(Figure data in JSON)

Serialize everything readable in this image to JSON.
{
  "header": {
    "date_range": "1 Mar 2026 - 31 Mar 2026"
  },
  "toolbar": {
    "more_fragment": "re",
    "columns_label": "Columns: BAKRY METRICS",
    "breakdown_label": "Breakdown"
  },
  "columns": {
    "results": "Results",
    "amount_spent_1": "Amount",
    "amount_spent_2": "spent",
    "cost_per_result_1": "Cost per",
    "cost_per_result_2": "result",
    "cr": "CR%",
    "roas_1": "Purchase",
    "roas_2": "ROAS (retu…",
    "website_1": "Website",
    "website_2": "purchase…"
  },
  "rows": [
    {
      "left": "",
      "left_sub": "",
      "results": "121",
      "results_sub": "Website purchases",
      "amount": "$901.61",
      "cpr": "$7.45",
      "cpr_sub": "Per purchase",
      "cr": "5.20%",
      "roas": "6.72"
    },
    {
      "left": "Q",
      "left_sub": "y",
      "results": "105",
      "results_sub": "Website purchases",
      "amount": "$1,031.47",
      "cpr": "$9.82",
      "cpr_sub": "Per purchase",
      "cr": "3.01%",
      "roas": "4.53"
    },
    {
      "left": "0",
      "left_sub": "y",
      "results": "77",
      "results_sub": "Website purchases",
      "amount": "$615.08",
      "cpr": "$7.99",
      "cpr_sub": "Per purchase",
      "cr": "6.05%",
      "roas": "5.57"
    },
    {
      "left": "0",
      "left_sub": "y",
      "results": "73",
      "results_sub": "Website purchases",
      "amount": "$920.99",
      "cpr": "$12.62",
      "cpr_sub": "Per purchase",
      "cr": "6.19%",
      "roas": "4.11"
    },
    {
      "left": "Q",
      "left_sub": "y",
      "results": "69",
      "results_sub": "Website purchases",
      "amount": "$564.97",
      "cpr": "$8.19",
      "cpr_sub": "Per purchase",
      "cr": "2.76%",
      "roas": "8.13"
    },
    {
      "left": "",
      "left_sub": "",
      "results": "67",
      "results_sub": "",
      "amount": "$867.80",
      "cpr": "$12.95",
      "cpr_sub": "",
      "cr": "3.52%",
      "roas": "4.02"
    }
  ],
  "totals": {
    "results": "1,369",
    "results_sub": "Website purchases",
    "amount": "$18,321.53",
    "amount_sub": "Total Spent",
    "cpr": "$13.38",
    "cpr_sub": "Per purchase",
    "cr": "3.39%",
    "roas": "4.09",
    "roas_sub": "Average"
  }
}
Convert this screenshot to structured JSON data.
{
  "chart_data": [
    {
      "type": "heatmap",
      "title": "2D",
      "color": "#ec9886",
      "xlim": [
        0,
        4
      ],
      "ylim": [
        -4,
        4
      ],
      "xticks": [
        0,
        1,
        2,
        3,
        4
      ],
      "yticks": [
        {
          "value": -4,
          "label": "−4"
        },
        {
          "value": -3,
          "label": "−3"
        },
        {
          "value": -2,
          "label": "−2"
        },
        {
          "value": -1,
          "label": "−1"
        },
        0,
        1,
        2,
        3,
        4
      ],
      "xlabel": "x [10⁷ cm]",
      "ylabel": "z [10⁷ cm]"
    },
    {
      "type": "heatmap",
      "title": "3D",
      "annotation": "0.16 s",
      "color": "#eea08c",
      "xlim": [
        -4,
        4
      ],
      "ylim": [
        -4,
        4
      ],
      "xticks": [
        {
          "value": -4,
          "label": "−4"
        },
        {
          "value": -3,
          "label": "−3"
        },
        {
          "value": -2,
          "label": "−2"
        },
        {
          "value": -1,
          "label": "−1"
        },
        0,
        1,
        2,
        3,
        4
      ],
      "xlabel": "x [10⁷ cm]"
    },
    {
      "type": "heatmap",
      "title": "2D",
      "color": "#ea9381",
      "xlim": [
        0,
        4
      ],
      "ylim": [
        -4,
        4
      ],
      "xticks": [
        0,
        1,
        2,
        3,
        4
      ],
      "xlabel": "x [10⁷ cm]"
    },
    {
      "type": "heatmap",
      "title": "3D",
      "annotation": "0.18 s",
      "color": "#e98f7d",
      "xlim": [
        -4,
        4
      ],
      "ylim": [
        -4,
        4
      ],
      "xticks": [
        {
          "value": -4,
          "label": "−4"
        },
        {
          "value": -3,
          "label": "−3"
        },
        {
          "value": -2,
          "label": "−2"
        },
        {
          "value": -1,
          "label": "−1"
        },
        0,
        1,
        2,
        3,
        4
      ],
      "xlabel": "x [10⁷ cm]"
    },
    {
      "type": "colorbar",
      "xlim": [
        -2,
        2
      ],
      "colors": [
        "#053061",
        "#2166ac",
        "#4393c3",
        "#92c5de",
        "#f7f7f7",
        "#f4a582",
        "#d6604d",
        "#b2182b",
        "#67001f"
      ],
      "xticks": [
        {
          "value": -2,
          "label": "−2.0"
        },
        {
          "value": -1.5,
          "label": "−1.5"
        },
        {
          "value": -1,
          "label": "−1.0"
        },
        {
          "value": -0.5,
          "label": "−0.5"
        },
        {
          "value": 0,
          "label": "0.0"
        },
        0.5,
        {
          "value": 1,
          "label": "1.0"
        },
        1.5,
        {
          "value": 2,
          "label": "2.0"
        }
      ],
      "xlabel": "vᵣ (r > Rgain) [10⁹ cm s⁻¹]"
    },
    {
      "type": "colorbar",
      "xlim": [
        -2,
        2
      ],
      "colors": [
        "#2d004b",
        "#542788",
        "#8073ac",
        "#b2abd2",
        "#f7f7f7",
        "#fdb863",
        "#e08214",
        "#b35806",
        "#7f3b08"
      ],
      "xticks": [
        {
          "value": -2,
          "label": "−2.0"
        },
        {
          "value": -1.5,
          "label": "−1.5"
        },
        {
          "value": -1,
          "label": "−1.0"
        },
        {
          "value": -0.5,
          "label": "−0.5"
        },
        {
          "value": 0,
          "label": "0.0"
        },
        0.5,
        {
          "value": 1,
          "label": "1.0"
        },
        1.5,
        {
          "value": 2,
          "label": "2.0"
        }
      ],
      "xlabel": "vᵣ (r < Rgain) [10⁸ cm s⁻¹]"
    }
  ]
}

WORK TO BE COMPLETED: Copy out every line in the entries above that holds "this".

FINAL ANSWER:
Serialize everything readable in this image to JSON.
Convert this screenshot to structured JSON data.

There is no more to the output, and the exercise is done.